Data records>
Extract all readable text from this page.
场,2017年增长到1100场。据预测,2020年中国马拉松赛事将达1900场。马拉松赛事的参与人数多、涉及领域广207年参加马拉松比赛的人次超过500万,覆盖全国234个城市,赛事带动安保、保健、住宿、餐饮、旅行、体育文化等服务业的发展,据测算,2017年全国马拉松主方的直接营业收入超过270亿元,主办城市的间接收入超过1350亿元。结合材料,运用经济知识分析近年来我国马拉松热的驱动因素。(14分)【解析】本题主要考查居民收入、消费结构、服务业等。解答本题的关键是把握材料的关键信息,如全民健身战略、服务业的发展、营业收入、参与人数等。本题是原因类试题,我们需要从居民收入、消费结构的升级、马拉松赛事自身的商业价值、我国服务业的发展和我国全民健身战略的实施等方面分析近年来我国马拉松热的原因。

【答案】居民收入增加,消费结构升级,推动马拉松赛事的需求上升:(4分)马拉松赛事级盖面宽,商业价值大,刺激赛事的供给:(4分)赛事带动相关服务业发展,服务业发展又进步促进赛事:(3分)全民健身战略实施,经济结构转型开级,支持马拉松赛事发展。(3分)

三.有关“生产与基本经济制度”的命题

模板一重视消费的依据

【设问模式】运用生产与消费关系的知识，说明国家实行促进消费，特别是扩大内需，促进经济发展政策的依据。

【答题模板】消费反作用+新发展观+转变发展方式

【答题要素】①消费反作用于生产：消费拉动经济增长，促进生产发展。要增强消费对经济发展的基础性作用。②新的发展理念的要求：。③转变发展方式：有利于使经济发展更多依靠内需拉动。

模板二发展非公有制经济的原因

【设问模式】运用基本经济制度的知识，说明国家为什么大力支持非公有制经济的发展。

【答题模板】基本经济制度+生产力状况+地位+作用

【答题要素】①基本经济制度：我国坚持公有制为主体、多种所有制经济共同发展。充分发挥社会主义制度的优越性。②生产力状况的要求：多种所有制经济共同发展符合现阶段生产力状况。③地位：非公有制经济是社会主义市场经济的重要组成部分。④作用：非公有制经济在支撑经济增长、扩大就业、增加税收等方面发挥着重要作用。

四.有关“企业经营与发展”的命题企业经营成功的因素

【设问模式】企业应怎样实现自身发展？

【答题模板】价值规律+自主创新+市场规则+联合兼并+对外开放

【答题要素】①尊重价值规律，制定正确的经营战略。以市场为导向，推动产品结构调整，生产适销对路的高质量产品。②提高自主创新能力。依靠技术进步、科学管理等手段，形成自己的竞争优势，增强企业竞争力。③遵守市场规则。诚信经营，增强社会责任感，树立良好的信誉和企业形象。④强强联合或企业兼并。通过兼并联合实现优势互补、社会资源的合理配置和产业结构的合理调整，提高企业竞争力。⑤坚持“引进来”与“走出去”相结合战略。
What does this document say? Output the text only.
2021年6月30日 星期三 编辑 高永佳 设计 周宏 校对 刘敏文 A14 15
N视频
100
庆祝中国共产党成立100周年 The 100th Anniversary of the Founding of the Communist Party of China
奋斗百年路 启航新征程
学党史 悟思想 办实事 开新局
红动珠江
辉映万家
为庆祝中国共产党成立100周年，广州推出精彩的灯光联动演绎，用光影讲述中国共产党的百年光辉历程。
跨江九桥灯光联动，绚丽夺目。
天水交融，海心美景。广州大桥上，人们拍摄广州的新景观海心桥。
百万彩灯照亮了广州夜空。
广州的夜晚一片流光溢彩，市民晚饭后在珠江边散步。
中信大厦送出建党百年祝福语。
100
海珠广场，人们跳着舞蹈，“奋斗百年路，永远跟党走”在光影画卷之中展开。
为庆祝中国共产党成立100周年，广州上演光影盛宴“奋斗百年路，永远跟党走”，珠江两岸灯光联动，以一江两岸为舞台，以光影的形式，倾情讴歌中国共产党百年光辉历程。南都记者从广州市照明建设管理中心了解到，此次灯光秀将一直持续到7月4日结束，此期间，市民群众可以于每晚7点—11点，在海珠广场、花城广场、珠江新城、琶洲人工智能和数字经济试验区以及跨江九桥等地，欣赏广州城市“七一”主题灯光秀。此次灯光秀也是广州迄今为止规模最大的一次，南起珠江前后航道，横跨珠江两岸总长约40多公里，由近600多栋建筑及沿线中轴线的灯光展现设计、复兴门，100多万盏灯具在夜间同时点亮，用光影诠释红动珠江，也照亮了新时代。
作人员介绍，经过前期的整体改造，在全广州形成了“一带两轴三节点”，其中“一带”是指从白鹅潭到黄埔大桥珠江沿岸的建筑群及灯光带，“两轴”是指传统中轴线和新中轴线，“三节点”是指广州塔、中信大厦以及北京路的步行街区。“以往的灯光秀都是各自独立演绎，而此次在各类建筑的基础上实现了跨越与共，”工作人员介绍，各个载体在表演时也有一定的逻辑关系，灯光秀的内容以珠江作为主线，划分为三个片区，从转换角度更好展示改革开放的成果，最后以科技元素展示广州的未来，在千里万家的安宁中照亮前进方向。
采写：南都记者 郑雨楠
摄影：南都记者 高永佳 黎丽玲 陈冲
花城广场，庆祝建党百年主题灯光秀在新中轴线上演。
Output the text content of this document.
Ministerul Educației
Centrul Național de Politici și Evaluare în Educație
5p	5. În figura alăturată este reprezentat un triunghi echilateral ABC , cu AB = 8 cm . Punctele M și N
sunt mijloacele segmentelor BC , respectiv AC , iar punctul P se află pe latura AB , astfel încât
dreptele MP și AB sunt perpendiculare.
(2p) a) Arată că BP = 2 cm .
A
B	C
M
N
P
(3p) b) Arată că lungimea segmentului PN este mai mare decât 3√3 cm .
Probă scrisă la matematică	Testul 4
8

Aim of the exercise>
Copy every line of the listing that includes the string "答题模板".

Correct response>
【答题模板】消费反作用+新发展观+转变发展方式
【答题模板】基本经济制度+生产力状况+地位+作用
【答题模板】价值规律+自主创新+市场规则+联合兼并+对外开放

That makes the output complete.